--- START OF Extracted information ---
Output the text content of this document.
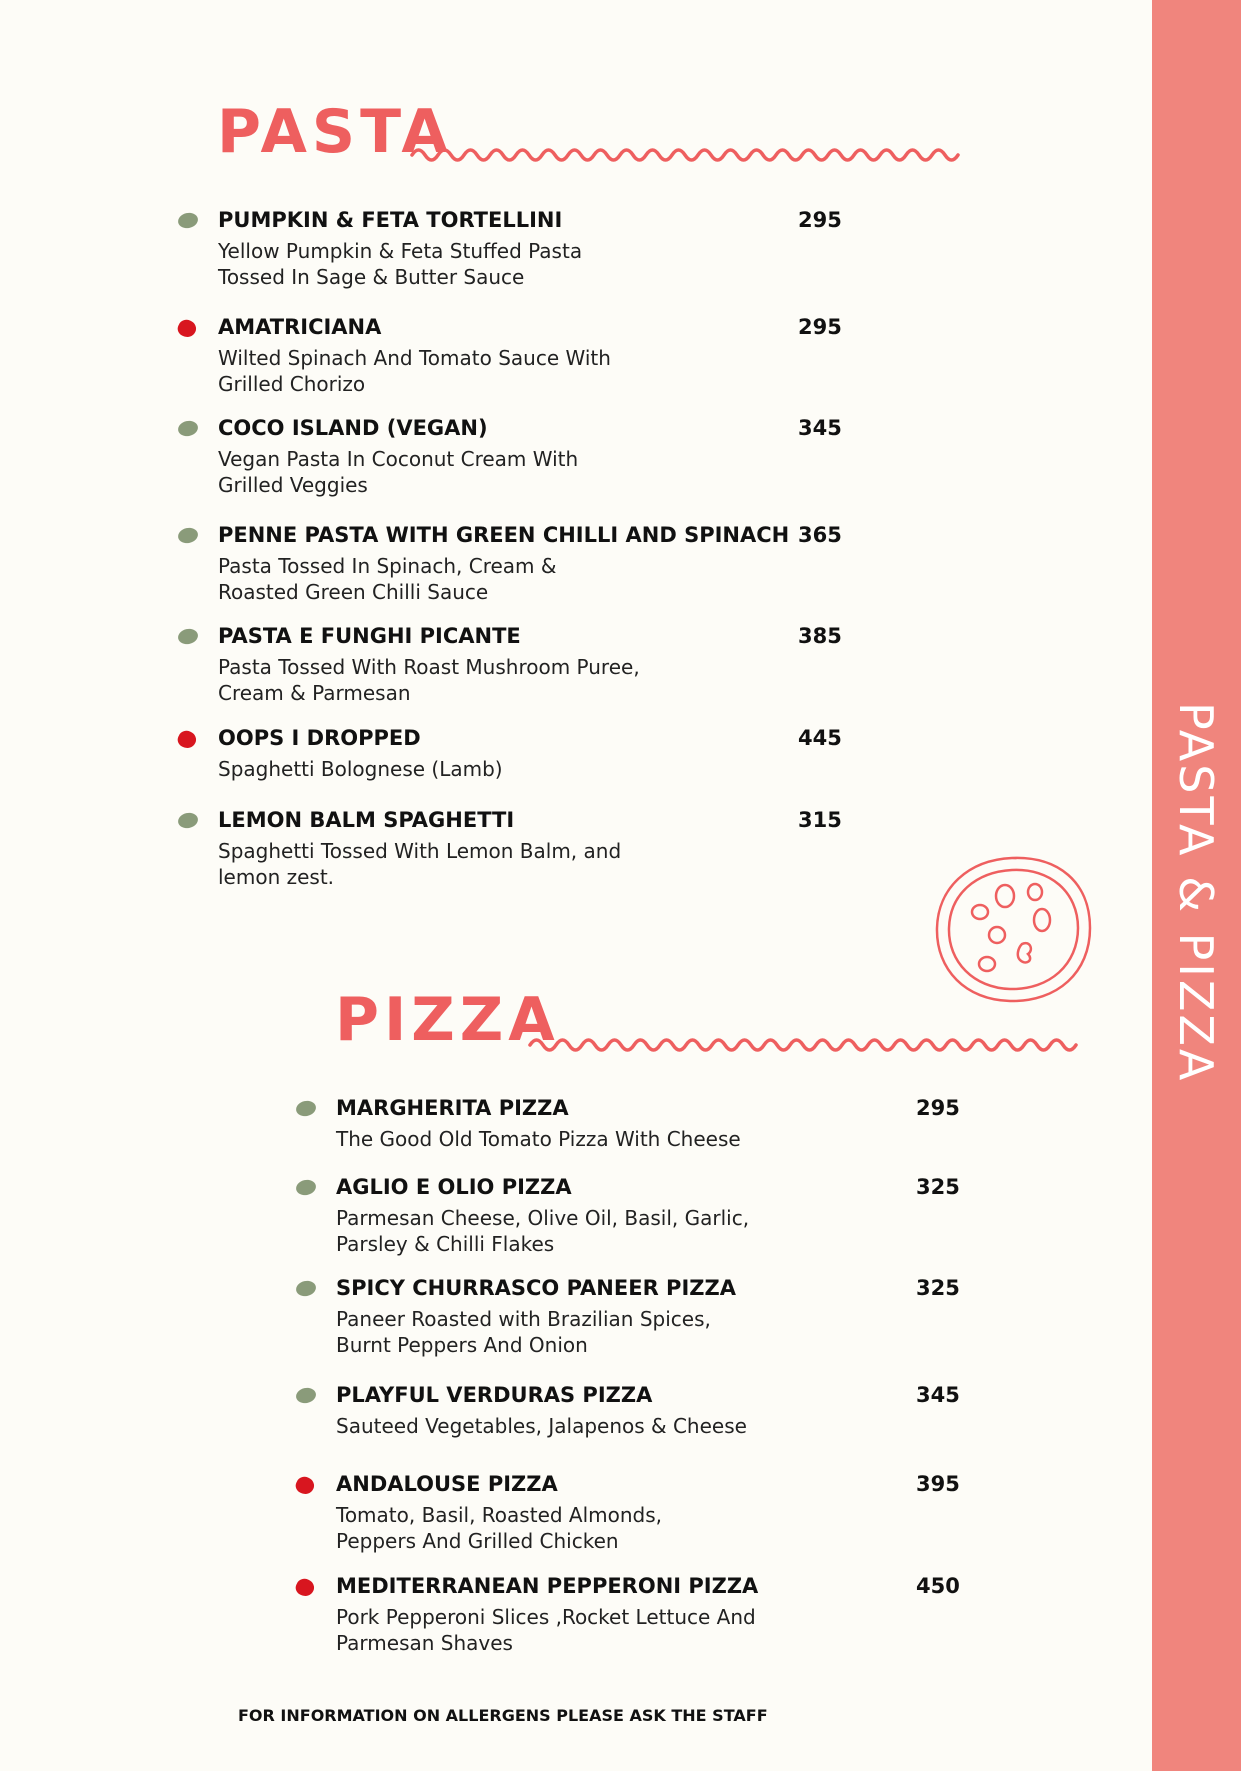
PASTA & PIZZA
PASTA
PUMPKIN & FETA TORTELLINI	295
Yellow Pumpkin & Feta Stuffed Pasta
Tossed In Sage & Butter Sauce
AMATRICIANA	295
Wilted Spinach And Tomato Sauce With
Grilled Chorizo
COCO ISLAND (VEGAN)	345
Vegan Pasta In Coconut Cream With
Grilled Veggies
PENNE PASTA WITH GREEN CHILLI AND SPINACH 365
Pasta Tossed In Spinach, Cream &
Roasted Green Chilli Sauce
PASTA E FUNGHI PICANTE	385
Pasta Tossed With Roast Mushroom Puree,
Cream & Parmesan
OOPS I DROPPED	445
Spaghetti Bolognese (Lamb)
LEMON BALM SPAGHETTI	315
Spaghetti Tossed With Lemon Balm, and
lemon zest.
PIZZA
MARGHERITA PIZZA	295
The Good Old Tomato Pizza With Cheese
AGLIO E OLIO PIZZA	325
Parmesan Cheese, Olive Oil, Basil, Garlic,
Parsley & Chilli Flakes
SPICY CHURRASCO PANEER PIZZA	325
Paneer Roasted with Brazilian Spices,
Burnt Peppers And Onion
PLAYFUL VERDURAS PIZZA	345
Sauteed Vegetables, Jalapenos & Cheese
ANDALOUSE PIZZA	395
Tomato, Basil, Roasted Almonds,
Peppers And Grilled Chicken
MEDITERRANEAN PEPPERONI PIZZA	450
Pork Pepperoni Slices ,Rocket Lettuce And
Parmesan Shaves
FOR INFORMATION ON ALLERGENS PLEASE ASK THE STAFF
--- END OF Extracted information ---
- Task instructions
With the pictures left out, transcribe the material exactly.

- Task answer
Output the text content of this document.
PASTA & PIZZA
PASTA
PUMPKIN & FETA TORTELLINI	295
Yellow Pumpkin & Feta Stuffed Pasta
Tossed In Sage & Butter Sauce
AMATRICIANA	295
Wilted Spinach And Tomato Sauce With
Grilled Chorizo
COCO ISLAND (VEGAN)	345
Vegan Pasta In Coconut Cream With
Grilled Veggies
PENNE PASTA WITH GREEN CHILLI AND SPINACH 365
Pasta Tossed In Spinach, Cream &
Roasted Green Chilli Sauce
PASTA E FUNGHI PICANTE	385
Pasta Tossed With Roast Mushroom Puree,
Cream & Parmesan
OOPS I DROPPED	445
Spaghetti Bolognese (Lamb)
LEMON BALM SPAGHETTI	315
Spaghetti Tossed With Lemon Balm, and
lemon zest.
PIZZA
MARGHERITA PIZZA	295
The Good Old Tomato Pizza With Cheese
AGLIO E OLIO PIZZA	325
Parmesan Cheese, Olive Oil, Basil, Garlic,
Parsley & Chilli Flakes
SPICY CHURRASCO PANEER PIZZA	325
Paneer Roasted with Brazilian Spices,
Burnt Peppers And Onion
PLAYFUL VERDURAS PIZZA	345
Sauteed Vegetables, Jalapenos & Cheese
ANDALOUSE PIZZA	395
Tomato, Basil, Roasted Almonds,
Peppers And Grilled Chicken
MEDITERRANEAN PEPPERONI PIZZA	450
Pork Pepperoni Slices ,Rocket Lettuce And
Parmesan Shaves
FOR INFORMATION ON ALLERGENS PLEASE ASK THE STAFF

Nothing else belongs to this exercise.